Directions for this task: Whenever a line contains the string "Оплата", copy it out of the entries.

Source data
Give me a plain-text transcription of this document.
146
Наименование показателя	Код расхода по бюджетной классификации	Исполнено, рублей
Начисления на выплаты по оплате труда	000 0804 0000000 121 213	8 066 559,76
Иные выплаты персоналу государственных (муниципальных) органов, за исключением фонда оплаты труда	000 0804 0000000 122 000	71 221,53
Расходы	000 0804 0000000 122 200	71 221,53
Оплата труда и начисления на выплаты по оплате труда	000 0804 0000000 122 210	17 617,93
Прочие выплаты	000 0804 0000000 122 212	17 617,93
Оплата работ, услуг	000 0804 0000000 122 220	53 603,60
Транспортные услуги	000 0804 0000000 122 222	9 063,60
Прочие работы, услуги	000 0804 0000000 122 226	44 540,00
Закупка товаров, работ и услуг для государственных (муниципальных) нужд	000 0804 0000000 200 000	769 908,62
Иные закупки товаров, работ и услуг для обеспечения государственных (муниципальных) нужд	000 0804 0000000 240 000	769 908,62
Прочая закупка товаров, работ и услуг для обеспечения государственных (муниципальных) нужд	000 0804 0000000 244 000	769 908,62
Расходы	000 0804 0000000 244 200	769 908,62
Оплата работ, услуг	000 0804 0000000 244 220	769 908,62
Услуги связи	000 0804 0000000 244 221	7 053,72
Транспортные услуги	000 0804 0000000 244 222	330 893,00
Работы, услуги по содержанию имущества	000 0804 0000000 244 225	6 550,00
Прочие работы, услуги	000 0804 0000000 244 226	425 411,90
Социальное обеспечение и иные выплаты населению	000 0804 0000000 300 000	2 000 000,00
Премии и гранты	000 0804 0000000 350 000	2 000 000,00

Written answer:
Оплата труда и начисления на выплаты по оплате труда	000 0804 0000000 122 210	17 617,93
Оплата работ, услуг	000 0804 0000000 122 220	53 603,60
Оплата работ, услуг	000 0804 0000000 244 220	769 908,62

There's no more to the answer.